**Reading passage**
+-------+

Data directory: d:\DSS5104\data


In [3]:
def build_model(n_cont_features: int, cat_cardinalities: list, d_out: int):
    """
    Build an FT-Transformer model.
    n_cont_features: number of continuous (numeric) features
    cat_cardinalities: list of cardinalities for each categorical feature (empty if none)
    d_out: dimension of model output (e.g. number of classes or 1)
    """
    model = FTTransformer(
        n_cont_features=n_cont_features,
        cat_cardinalities=cat_cardinalities,
        d_out=d_out,
        **FTTransformer.get_default_kwargs()  # use default recommended hyperparameters
    ).to(device)
    return model

In [None]:
class TabularDataset(Dataset):
    def __init__(self, X_df, y, cat_cols, cont_cols, task_type, is_train=False, scaler=None, cat_categories=None):

        self.cat_cols = cat_cols
        self.cont_cols = cont_cols
        self.task_type = task_type

        X = X_df.copy()
        
        # 类别型特征处理：转换为categorical类型并编码
        self.cat_cardinalities = []      # 保存每个类别特征的基数（unique个数）
        self.cat_categories = {}         # 保存训练集中每个类别特征的类别值列表
        if self.cat_cols:
            for col in self.cat_cols:
                if is_train:
                    # 训练集：将特征转换为categorical并获取类别列表
                    X[col] = X[col].astype('category')
                    self.cat_categories[col] = X[col].cat.categories  # 保存类别值
                    self.cat_cardinalities.append(X[col].nunique())   # 唯一值数量作为类别基数
                else:
                    # 验证/测试集：若提供了训练集的类别列表，则使用它保证编码一致
                    if cat_categories is not None and col in cat_categories:
                        X[col] = pd.Categorical(X[col], categories=cat_categories[col])
                    else:
                        X[col] = X[col].astype('category')
                # 将类别值映射为编码 (0,...,n-1)，缺失或未知类别将被编码为 -1
                X[col] = X[col].cat.codes

        
        # 连续型特征处理：转换类型并标准化
        self.scaler = None
        if self.cont_cols:
            # 确保连续特征为float32类型
            X[self.cont_cols] = X[self.cont_cols].astype('float32')
            if is_train:
                # 拟合StandardScaler并应用于训练数据
                self.scaler = StandardScaler()

+-------+

**Records supplied**
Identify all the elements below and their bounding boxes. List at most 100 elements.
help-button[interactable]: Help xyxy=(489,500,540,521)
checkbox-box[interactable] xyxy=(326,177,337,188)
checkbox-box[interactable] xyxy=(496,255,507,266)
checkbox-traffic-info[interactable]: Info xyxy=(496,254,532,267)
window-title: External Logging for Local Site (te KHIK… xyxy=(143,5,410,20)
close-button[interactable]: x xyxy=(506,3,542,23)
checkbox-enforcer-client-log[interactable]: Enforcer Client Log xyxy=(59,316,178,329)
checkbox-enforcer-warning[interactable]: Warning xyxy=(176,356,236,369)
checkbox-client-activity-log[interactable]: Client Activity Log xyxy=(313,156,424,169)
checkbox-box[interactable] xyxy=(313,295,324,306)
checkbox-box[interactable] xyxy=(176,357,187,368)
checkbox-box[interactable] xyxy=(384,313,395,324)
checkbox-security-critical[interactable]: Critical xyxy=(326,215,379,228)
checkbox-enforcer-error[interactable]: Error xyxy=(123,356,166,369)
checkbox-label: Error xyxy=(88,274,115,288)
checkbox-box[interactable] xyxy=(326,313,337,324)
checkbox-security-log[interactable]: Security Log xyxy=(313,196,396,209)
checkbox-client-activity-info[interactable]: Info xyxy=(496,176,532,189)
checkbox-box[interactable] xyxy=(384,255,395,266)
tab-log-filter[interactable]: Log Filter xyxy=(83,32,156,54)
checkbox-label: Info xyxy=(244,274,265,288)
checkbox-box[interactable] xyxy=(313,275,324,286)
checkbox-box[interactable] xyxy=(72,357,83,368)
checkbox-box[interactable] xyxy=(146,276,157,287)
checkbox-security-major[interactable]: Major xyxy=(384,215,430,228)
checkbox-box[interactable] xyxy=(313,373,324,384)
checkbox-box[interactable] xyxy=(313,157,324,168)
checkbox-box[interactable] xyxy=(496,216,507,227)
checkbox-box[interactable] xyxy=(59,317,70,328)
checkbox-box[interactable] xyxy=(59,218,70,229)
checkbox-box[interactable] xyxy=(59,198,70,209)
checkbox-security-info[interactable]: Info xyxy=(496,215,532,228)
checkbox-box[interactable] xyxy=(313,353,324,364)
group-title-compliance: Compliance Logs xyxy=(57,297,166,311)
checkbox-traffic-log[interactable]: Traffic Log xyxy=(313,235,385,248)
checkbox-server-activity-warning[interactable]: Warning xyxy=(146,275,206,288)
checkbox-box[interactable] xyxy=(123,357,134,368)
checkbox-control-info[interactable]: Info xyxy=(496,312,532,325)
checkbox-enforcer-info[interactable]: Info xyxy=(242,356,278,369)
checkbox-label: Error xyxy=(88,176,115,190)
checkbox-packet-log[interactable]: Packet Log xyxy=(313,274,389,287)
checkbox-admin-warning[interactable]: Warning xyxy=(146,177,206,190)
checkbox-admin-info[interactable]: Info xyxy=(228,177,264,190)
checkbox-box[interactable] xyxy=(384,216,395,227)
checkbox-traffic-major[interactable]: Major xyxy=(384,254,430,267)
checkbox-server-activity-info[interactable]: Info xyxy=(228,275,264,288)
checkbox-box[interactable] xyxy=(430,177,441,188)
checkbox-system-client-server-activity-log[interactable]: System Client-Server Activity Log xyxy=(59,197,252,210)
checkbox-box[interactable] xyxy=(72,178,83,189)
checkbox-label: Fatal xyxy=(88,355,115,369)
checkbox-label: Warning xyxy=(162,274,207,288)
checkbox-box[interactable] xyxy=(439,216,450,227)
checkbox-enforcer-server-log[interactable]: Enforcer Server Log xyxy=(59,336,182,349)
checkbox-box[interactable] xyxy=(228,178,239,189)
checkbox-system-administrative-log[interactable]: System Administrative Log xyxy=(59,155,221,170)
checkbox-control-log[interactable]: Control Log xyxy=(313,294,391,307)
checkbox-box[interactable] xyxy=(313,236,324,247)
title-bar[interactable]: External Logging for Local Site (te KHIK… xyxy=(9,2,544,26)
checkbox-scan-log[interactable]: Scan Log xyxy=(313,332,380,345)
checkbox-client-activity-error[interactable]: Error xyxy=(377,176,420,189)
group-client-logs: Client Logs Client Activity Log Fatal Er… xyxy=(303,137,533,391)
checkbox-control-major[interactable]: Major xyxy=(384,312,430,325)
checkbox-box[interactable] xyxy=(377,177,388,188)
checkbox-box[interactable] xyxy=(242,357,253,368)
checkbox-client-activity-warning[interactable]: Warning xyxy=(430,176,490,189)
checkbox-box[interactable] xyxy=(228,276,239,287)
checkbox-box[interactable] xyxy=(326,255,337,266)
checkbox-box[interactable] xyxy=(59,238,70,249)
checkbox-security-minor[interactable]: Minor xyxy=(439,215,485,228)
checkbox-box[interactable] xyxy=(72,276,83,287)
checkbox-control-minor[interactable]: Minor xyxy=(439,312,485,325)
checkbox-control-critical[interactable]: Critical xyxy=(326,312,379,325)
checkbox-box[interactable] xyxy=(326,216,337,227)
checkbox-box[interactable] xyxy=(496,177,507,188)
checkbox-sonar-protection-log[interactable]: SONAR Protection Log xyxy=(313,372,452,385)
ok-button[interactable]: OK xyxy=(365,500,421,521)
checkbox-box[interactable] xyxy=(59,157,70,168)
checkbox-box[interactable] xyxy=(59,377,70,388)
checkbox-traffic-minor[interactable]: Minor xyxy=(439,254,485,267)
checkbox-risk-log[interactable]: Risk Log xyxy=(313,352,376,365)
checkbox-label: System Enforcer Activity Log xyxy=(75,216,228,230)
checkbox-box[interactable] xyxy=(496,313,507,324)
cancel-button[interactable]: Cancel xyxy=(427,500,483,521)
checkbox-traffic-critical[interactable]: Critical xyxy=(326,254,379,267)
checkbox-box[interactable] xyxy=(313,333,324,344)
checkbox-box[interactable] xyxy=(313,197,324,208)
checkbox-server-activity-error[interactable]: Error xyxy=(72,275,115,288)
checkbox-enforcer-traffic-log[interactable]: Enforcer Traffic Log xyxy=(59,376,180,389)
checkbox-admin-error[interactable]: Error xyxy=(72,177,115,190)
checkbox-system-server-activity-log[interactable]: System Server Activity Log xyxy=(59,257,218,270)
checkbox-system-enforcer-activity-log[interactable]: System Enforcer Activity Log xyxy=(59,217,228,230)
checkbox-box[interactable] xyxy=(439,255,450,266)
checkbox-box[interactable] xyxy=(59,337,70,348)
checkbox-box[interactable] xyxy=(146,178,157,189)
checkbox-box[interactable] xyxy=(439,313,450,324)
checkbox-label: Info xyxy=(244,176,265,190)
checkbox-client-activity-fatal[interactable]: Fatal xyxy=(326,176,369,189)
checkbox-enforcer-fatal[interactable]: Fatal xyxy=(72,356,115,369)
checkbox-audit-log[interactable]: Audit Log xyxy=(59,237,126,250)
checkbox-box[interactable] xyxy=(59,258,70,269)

+-------+

**What is asked**
[1] Answer these from the FT-Transformer code excerpt:
(a) Which call supplies the default recommended hyperparameters to the model?
(b) According to the docstring, what does d_out stand for?
(c) Which scaler class is created for the continuous features when training?
[2] Copy the FT-Transformer code excerpt verbatim, everything from "Build an FT-Transformer" down to "(empty if none)".
[3] Carry on the FT-Transformer code excerpt from the point where it stops.

**Written answers**
[1]
(a) FTTransformer.get_default_kwargs()
(b) The dimension of model output (e.g. number of classes or 1).
(c) StandardScaler

[2]
Build an FT-Transformer model.
    n_cont_features: number of continuous (numeric) features
    cat_cardinalities: list of cardinalities for each categorical feature (empty if none)

[3]
                X[self.cont_cols] = self.scaler.fit_transform(X[self.cont_cols])
            else:
                # 使用训练集的Scaler对验证/测试集进行变换
                X[self.cont_cols] = scaler.transform(X[self.cont_cols])
        
        # 保存处理后的特征为Tensor
        if self.cont_cols:
            # 连续特征转换为浮点Tensor
            self.X_cont = torch.tensor(X[self.cont_cols].values, dtype=torch.float32)
        else:
            # 若没有连续特征，则用None占位
            self.X_cont = None
        if self.cat_cols:
            # 类别特征转换为长整型Tensor
            self.X_cat = torch.tensor(X[self.cat_cols].values, dtype=torch.long)
        else:
            self.X_cat = None
        
        # 目标变量处理：根据任务类型选择dtype
        # 对于分类任务，默认使用long张量存储类别（若二分类且使用BCELoss，后续会转换为float）
        # 对于回归任务，使用float张量
        y_array = np.array(y)  # 将Series转换为numpy数组
        if task_type == "classification":
            # 检查y的数据类型，若已经是浮点（表示二分类），则用float32，否则用long
            target_dtype = torch.float32 if str(y_array.dtype).startswith('float') else torch.long
            self.y = torch.tensor(y_array, dtype=target_dtype)
        else:
            self.y = torch.tensor(y_array, dtype=torch.float32)
    
    def __len__(self):
        # 返回数据集样本数量
        return len(self.y)
    
    def __getitem__(self, idx):
        # 根据索引idx返回一个样本的特征和标签
        # 提取连续特征，如果没有连续特征则返回空Tensor
        x_cont = self.X_cont[idx] if self.X_cont is not None else None
        # 提取类别特征，如果没有类别特征则返回None
        x_cat = self.X_cat[idx] if self.X_cat is not None else None
        y = self.y[idx]
        return x_cont, x_cat, y


def collate_fn(batch):
    """
    Combine the list samples of a batch (batch) into one batch output.
    The batch argument is a list containing a number of tuples (x_cont, x_cat, y) returned by __getitem__ from Dataset.
    This function stacks these samples into a batch tensor and handles the None case.
    """
    x_cont_list, x_cat_list, y_list = [], [], []
    for (x_cont, x_cat, y) in batch:
        # Add continuous features and labels to the list
        if x_cont is not None:
            x_cont_list.append(x_cont)
        y_list.append(y)
        # Add the category feature to the list (if it exists)
        if x_cat is not None:
            x_cat_list.append(x_cat)
    # Stacking lists as tensor
    x_cont_batch = torch.stack(x_cont_list) if len(x_cont_list) > 0 else None
    y_batch = torch.stack(y_list)

    if len(x_cat_list) > 0:
        x_cat_batch = torch.stack(x_cat_list)
    else:
        x_cat_batch = None
    return x_cont_batch, x_cat_batch, y_batch


def prepare_data(dataset: str,batch_size: int = 256):   
    dataset = dataset.lower()

    if dataset.startswith("adult"):
        data_train, data_test = load_data("adult")
        X_train = data_train.drop(columns=['income'])
        y_train = data_train['income']
        X_val = data_test.drop(columns=['income'])
        y_val = data_test['income']
        y_train = (y_train == '>50K').astype(int)
        y_val = (y_val == '>50K').astype(int)
        task_type = "classification"
        
    elif dataset.startswith("california"):
        X_train, X_val, y_train, y_val = load_data("california")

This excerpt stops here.